- [Problem description]:
Gather all lines with the word "this" in them.

- [Dataset content]:
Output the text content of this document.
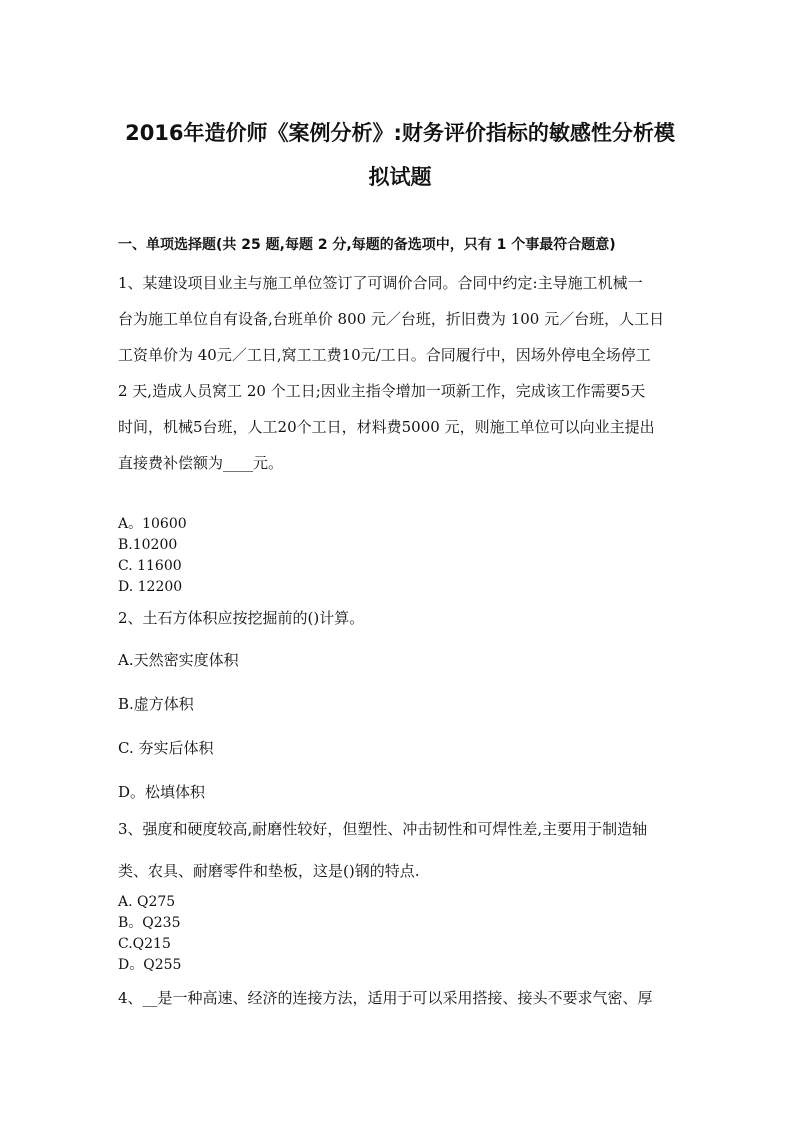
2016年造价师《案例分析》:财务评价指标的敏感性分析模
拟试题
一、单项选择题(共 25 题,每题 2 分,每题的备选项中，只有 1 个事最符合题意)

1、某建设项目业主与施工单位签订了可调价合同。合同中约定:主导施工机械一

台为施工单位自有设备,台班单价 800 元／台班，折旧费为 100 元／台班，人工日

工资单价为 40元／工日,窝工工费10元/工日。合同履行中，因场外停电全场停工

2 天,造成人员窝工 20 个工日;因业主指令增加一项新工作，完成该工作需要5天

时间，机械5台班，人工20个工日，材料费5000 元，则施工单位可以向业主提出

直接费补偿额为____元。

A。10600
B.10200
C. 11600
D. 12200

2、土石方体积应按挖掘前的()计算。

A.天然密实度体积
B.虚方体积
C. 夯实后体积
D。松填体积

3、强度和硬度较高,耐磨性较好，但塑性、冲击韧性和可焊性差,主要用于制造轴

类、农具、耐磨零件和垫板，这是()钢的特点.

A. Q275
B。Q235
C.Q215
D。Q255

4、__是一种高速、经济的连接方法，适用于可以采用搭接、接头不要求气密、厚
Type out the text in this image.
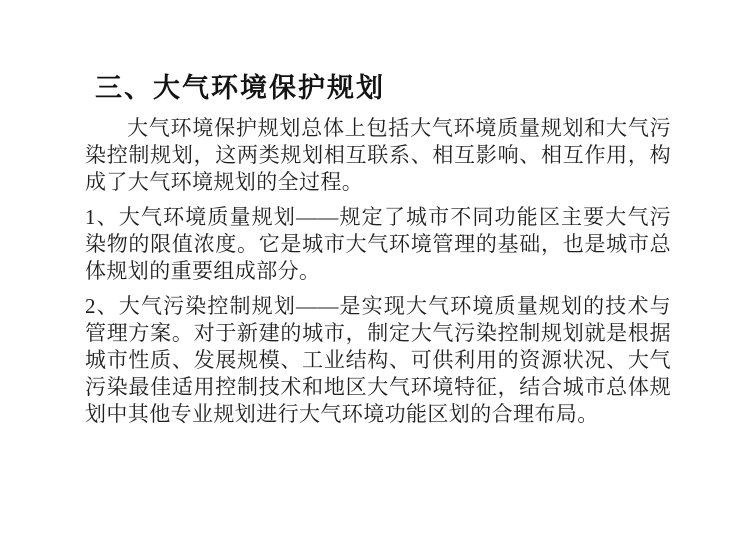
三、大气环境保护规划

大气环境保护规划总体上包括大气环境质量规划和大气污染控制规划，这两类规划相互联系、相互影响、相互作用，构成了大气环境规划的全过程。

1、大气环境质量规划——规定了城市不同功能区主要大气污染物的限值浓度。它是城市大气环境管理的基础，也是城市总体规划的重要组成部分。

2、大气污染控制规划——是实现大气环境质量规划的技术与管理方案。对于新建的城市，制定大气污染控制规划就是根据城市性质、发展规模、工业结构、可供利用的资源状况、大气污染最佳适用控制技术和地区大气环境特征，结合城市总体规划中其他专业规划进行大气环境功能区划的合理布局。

* * *

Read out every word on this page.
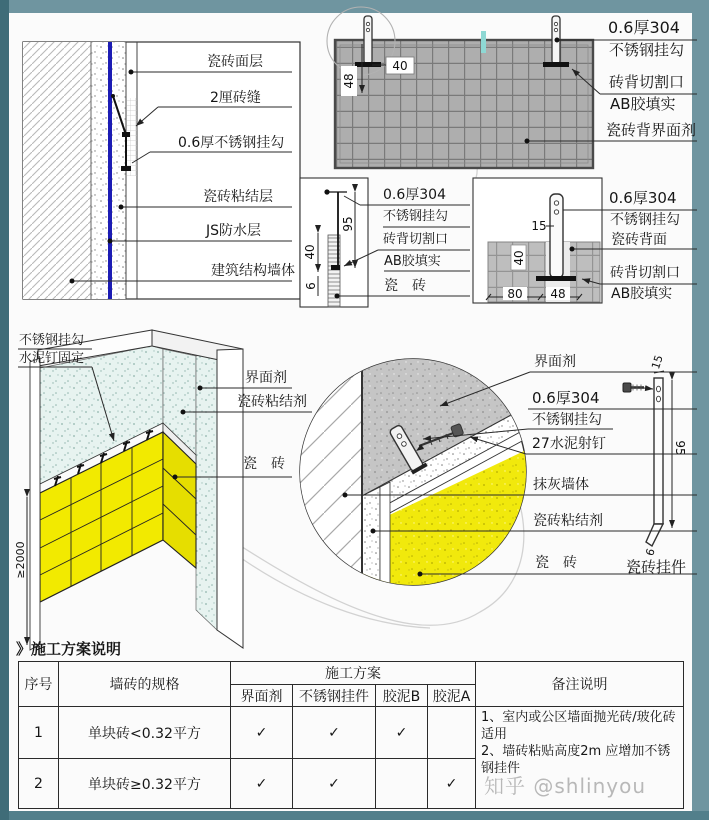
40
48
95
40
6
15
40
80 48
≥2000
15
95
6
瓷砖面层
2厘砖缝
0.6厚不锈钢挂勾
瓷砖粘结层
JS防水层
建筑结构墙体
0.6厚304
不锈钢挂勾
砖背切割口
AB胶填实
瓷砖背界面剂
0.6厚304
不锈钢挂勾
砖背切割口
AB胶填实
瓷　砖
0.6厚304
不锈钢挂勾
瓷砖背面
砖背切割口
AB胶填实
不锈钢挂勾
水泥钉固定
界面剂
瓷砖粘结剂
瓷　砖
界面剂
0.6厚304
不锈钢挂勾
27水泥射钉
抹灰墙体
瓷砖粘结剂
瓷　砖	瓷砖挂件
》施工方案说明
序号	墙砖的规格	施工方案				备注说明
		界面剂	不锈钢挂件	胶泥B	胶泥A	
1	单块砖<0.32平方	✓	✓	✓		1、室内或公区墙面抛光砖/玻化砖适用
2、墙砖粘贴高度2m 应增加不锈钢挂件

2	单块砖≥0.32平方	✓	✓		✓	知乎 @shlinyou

- [Output of the exercise]:
Output the text content of this document.
Type out the text in this image.
Read out every word on this page.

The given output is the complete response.